● What you are asked to do
Omit all images. Transcribe the rest of the material below exactly.

★ ★ ★

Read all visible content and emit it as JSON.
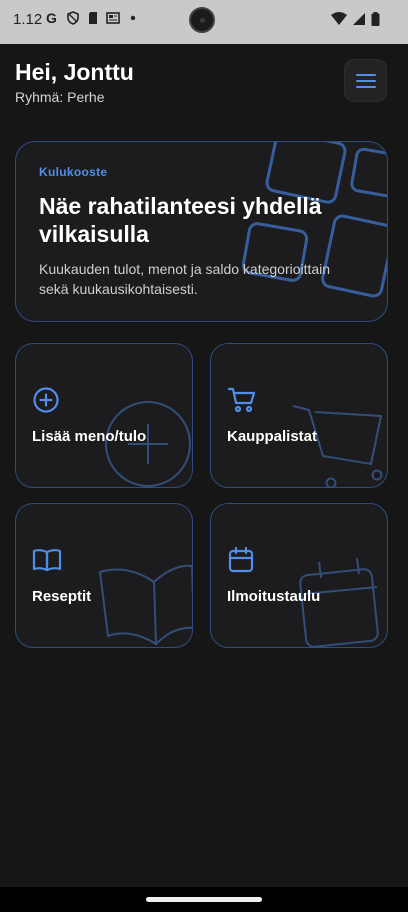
{
  "status_bar": {
    "time": "1.12",
    "left_icons": [
      "google-icon",
      "shield-icon",
      "sd-card-icon",
      "news-icon",
      "dot-icon"
    ],
    "right_icons": [
      "wifi-icon",
      "signal-icon",
      "battery-icon"
    ]
  },
  "header": {
    "greeting": "Hei, Jonttu",
    "group": "Ryhmä: Perhe",
    "menu_icon": "hamburger-menu-icon"
  },
  "hero": {
    "eyebrow": "Kulukooste",
    "title": "Näe rahatilanteesi yhdellä vilkaisulla",
    "description": "Kuukauden tulot, menot ja saldo kategorioittain sekä kuukausikohtaisesti."
  },
  "tiles": [
    {
      "label": "Lisää meno/tulo",
      "icon": "plus-circle-icon"
    },
    {
      "label": "Kauppalistat",
      "icon": "shopping-cart-icon"
    },
    {
      "label": "Reseptit",
      "icon": "book-open-icon"
    },
    {
      "label": "Ilmoitustaulu",
      "icon": "calendar-icon"
    }
  ],
  "colors": {
    "accent": "#4f8fe8",
    "card_border": "#2e4d7e",
    "card_bg": "#1c1c1e",
    "background": "#161616"
  }
}
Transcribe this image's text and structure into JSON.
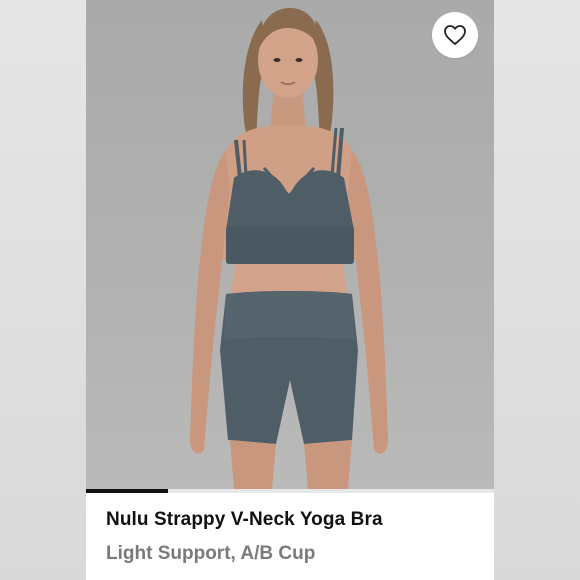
{
  "product": {
    "name": "Nulu Strappy V-Neck Yoga Bra",
    "variant": "Light Support, A/B Cup"
  },
  "gallery": {
    "progress": 0.2,
    "favorite_icon": "heart-outline-icon"
  },
  "colors": {
    "garment": "#4f5d67",
    "accent": "#111111"
  }
}
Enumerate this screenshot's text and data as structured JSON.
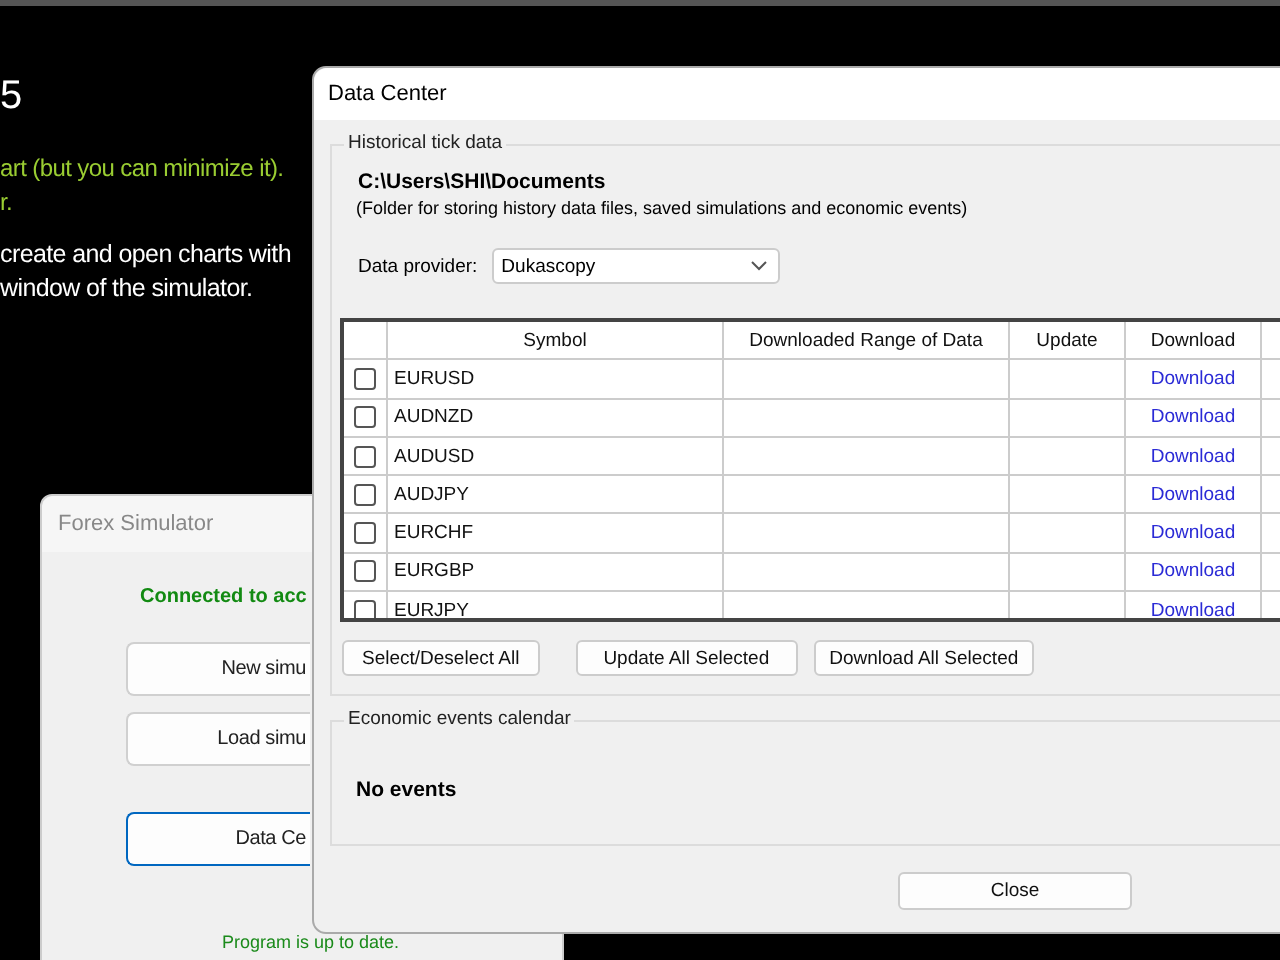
{
  "background_text": [
    {
      "text": "5",
      "kind": "heading"
    },
    {
      "text": "art (but you can minimize it).",
      "kind": "note"
    },
    {
      "text": "r.",
      "kind": "note"
    },
    {
      "text": "create and open charts with",
      "kind": "body"
    },
    {
      "text": "window of the simulator.",
      "kind": "body"
    }
  ],
  "forex_simulator": {
    "title": "Forex Simulator",
    "status": "Connected to acc",
    "buttons": [
      {
        "label": "New simu",
        "focused": false
      },
      {
        "label": "Load simu",
        "focused": false
      },
      {
        "label": "Data Ce",
        "focused": true
      }
    ],
    "footer": "Program is up to date."
  },
  "data_center": {
    "title": "Data Center",
    "historical_group": {
      "title": "Historical tick data",
      "folder_path": "C:\\Users\\SHI\\Documents",
      "folder_note": "(Folder for storing history data files, saved simulations and economic events)",
      "provider_label": "Data provider:",
      "provider_value": "Dukascopy",
      "table": {
        "columns": [
          "Symbol",
          "Downloaded Range of Data",
          "Update",
          "Download"
        ],
        "rows": [
          {
            "checked": false,
            "symbol": "EURUSD",
            "download": "Download"
          },
          {
            "checked": false,
            "symbol": "AUDNZD",
            "download": "Download"
          },
          {
            "checked": false,
            "symbol": "AUDUSD",
            "download": "Download"
          },
          {
            "checked": false,
            "symbol": "AUDJPY",
            "download": "Download"
          },
          {
            "checked": false,
            "symbol": "EURCHF",
            "download": "Download"
          },
          {
            "checked": false,
            "symbol": "EURGBP",
            "download": "Download"
          },
          {
            "checked": false,
            "symbol": "EURJPY",
            "download": "Download"
          }
        ]
      },
      "buttons": [
        "Select/Deselect All",
        "Update All Selected",
        "Download All Selected"
      ]
    },
    "events_group": {
      "title": "Economic events calendar",
      "message": "No events"
    },
    "close_button": "Close"
  }
}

★ ★ ★

● Exercise solution
Read all visible content and emit it as JSON.
{
  "status_bar": {
    "time": "1.12",
    "left_icons": [
      "google-icon",
      "shield-icon",
      "sd-card-icon",
      "news-icon",
      "dot-icon"
    ],
    "right_icons": [
      "wifi-icon",
      "signal-icon",
      "battery-icon"
    ]
  },
  "header": {
    "greeting": "Hei, Jonttu",
    "group": "Ryhmä: Perhe",
    "menu_icon": "hamburger-menu-icon"
  },
  "hero": {
    "eyebrow": "Kulukooste",
    "title": "Näe rahatilanteesi yhdellä vilkaisulla",
    "description": "Kuukauden tulot, menot ja saldo kategorioittain sekä kuukausikohtaisesti."
  },
  "tiles": [
    {
      "label": "Lisää meno/tulo",
      "icon": "plus-circle-icon"
    },
    {
      "label": "Kauppalistat",
      "icon": "shopping-cart-icon"
    },
    {
      "label": "Reseptit",
      "icon": "book-open-icon"
    },
    {
      "label": "Ilmoitustaulu",
      "icon": "calendar-icon"
    }
  ],
  "colors": {
    "accent": "#4f8fe8",
    "card_border": "#2e4d7e",
    "card_bg": "#1c1c1e",
    "background": "#161616"
  }
}
Transcribe this image's text and structure into JSON.
{
  "product": {
    "name": "Nulu Strappy V-Neck Yoga Bra",
    "variant": "Light Support, A/B Cup"
  },
  "gallery": {
    "progress": 0.2,
    "favorite_icon": "heart-outline-icon"
  },
  "colors": {
    "garment": "#4f5d67",
    "accent": "#111111"
  }
}
Enumerate this screenshot's text and data as structured JSON.
{
  "background_text": [
    {
      "text": "5",
      "kind": "heading"
    },
    {
      "text": "art (but you can minimize it).",
      "kind": "note"
    },
    {
      "text": "r.",
      "kind": "note"
    },
    {
      "text": "create and open charts with",
      "kind": "body"
    },
    {
      "text": "window of the simulator.",
      "kind": "body"
    }
  ],
  "forex_simulator": {
    "title": "Forex Simulator",
    "status": "Connected to acc",
    "buttons": [
      {
        "label": "New simu",
        "focused": false
      },
      {
        "label": "Load simu",
        "focused": false
      },
      {
        "label": "Data Ce",
        "focused": true
      }
    ],
    "footer": "Program is up to date."
  },
  "data_center": {
    "title": "Data Center",
    "historical_group": {
      "title": "Historical tick data",
      "folder_path": "C:\\Users\\SHI\\Documents",
      "folder_note": "(Folder for storing history data files, saved simulations and economic events)",
      "provider_label": "Data provider:",
      "provider_value": "Dukascopy",
      "table": {
        "columns": [
          "Symbol",
          "Downloaded Range of Data",
          "Update",
          "Download"
        ],
        "rows": [
          {
            "checked": false,
            "symbol": "EURUSD",
            "download": "Download"
          },
          {
            "checked": false,
            "symbol": "AUDNZD",
            "download": "Download"
          },
          {
            "checked": false,
            "symbol": "AUDUSD",
            "download": "Download"
          },
          {
            "checked": false,
            "symbol": "AUDJPY",
            "download": "Download"
          },
          {
            "checked": false,
            "symbol": "EURCHF",
            "download": "Download"
          },
          {
            "checked": false,
            "symbol": "EURGBP",
            "download": "Download"
          },
          {
            "checked": false,
            "symbol": "EURJPY",
            "download": "Download"
          }
        ]
      },
      "buttons": [
        "Select/Deselect All",
        "Update All Selected",
        "Download All Selected"
      ]
    },
    "events_group": {
      "title": "Economic events calendar",
      "message": "No events"
    },
    "close_button": "Close"
  }
}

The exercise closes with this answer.